> Task details:
Output all records precisely as written.

— BEGIN —

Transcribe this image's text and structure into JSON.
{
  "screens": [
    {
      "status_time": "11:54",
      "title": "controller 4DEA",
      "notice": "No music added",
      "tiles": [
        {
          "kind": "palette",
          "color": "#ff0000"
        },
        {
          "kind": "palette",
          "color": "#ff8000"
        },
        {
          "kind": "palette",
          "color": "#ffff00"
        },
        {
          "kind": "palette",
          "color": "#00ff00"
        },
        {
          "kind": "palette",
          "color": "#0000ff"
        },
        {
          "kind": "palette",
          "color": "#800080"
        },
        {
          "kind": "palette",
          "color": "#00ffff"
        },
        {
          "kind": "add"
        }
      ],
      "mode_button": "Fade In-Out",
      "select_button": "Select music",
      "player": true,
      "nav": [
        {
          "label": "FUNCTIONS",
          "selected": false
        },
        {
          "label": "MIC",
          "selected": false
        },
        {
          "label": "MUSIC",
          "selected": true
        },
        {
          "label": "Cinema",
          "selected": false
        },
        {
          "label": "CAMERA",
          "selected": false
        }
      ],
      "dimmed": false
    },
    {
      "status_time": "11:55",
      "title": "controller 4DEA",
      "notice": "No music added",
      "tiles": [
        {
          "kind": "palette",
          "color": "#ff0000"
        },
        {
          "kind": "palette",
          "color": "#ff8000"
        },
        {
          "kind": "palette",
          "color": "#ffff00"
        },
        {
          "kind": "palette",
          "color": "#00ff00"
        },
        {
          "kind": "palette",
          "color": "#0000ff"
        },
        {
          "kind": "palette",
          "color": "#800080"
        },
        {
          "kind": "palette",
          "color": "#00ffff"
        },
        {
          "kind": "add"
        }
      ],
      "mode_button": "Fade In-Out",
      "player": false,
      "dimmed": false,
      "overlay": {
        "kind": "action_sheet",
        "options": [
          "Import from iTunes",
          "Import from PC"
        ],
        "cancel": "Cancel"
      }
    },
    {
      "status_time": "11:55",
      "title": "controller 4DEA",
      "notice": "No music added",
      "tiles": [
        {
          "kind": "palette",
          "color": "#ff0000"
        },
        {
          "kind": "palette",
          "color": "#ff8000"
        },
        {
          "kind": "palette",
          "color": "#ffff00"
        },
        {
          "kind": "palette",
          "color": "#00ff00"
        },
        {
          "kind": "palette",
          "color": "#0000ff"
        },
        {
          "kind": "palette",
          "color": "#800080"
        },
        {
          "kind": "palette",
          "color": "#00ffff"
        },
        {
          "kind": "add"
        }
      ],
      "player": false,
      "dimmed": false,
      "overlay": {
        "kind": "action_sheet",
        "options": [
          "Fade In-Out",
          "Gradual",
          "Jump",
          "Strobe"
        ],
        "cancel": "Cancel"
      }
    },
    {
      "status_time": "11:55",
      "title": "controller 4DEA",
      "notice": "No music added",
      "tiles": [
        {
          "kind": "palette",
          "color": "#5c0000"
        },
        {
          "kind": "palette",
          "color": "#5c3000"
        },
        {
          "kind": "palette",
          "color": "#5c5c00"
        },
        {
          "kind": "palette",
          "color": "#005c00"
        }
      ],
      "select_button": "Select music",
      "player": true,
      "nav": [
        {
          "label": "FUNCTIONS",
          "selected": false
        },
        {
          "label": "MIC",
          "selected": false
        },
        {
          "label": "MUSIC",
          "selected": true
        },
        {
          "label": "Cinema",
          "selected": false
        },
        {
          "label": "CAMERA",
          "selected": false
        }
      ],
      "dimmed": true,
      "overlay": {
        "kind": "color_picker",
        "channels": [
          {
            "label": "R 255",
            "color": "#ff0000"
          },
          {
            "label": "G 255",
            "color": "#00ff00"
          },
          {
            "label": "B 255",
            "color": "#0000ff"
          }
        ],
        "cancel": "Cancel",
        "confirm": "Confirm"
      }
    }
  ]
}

— END —

> Reply:
Transcribe this image's text and structure into JSON.
{
  "screens": [
    {
      "status_time": "11:54",
      "title": "controller 4DEA",
      "notice": "No music added",
      "tiles": [
        {
          "kind": "palette",
          "color": "#ff0000"
        },
        {
          "kind": "palette",
          "color": "#ff8000"
        },
        {
          "kind": "palette",
          "color": "#ffff00"
        },
        {
          "kind": "palette",
          "color": "#00ff00"
        },
        {
          "kind": "palette",
          "color": "#0000ff"
        },
        {
          "kind": "palette",
          "color": "#800080"
        },
        {
          "kind": "palette",
          "color": "#00ffff"
        },
        {
          "kind": "add"
        }
      ],
      "mode_button": "Fade In-Out",
      "select_button": "Select music",
      "player": true,
      "nav": [
        {
          "label": "FUNCTIONS",
          "selected": false
        },
        {
          "label": "MIC",
          "selected": false
        },
        {
          "label": "MUSIC",
          "selected": true
        },
        {
          "label": "Cinema",
          "selected": false
        },
        {
          "label": "CAMERA",
          "selected": false
        }
      ],
      "dimmed": false
    },
    {
      "status_time": "11:55",
      "title": "controller 4DEA",
      "notice": "No music added",
      "tiles": [
        {
          "kind": "palette",
          "color": "#ff0000"
        },
        {
          "kind": "palette",
          "color": "#ff8000"
        },
        {
          "kind": "palette",
          "color": "#ffff00"
        },
        {
          "kind": "palette",
          "color": "#00ff00"
        },
        {
          "kind": "palette",
          "color": "#0000ff"
        },
        {
          "kind": "palette",
          "color": "#800080"
        },
        {
          "kind": "palette",
          "color": "#00ffff"
        },
        {
          "kind": "add"
        }
      ],
      "mode_button": "Fade In-Out",
      "player": false,
      "dimmed": false,
      "overlay": {
        "kind": "action_sheet",
        "options": [
          "Import from iTunes",
          "Import from PC"
        ],
        "cancel": "Cancel"
      }
    },
    {
      "status_time": "11:55",
      "title": "controller 4DEA",
      "notice": "No music added",
      "tiles": [
        {
          "kind": "palette",
          "color": "#ff0000"
        },
        {
          "kind": "palette",
          "color": "#ff8000"
        },
        {
          "kind": "palette",
          "color": "#ffff00"
        },
        {
          "kind": "palette",
          "color": "#00ff00"
        },
        {
          "kind": "palette",
          "color": "#0000ff"
        },
        {
          "kind": "palette",
          "color": "#800080"
        },
        {
          "kind": "palette",
          "color": "#00ffff"
        },
        {
          "kind": "add"
        }
      ],
      "player": false,
      "dimmed": false,
      "overlay": {
        "kind": "action_sheet",
        "options": [
          "Fade In-Out",
          "Gradual",
          "Jump",
          "Strobe"
        ],
        "cancel": "Cancel"
      }
    },
    {
      "status_time": "11:55",
      "title": "controller 4DEA",
      "notice": "No music added",
      "tiles": [
        {
          "kind": "palette",
          "color": "#5c0000"
        },
        {
          "kind": "palette",
          "color": "#5c3000"
        },
        {
          "kind": "palette",
          "color": "#5c5c00"
        },
        {
          "kind": "palette",
          "color": "#005c00"
        }
      ],
      "select_button": "Select music",
      "player": true,
      "nav": [
        {
          "label": "FUNCTIONS",
          "selected": false
        },
        {
          "label": "MIC",
          "selected": false
        },
        {
          "label": "MUSIC",
          "selected": true
        },
        {
          "label": "Cinema",
          "selected": false
        },
        {
          "label": "CAMERA",
          "selected": false
        }
      ],
      "dimmed": true,
      "overlay": {
        "kind": "color_picker",
        "channels": [
          {
            "label": "R 255",
            "color": "#ff0000"
          },
          {
            "label": "G 255",
            "color": "#00ff00"
          },
          {
            "label": "B 255",
            "color": "#0000ff"
          }
        ],
        "cancel": "Cancel",
        "confirm": "Confirm"
      }
    }
  ]
}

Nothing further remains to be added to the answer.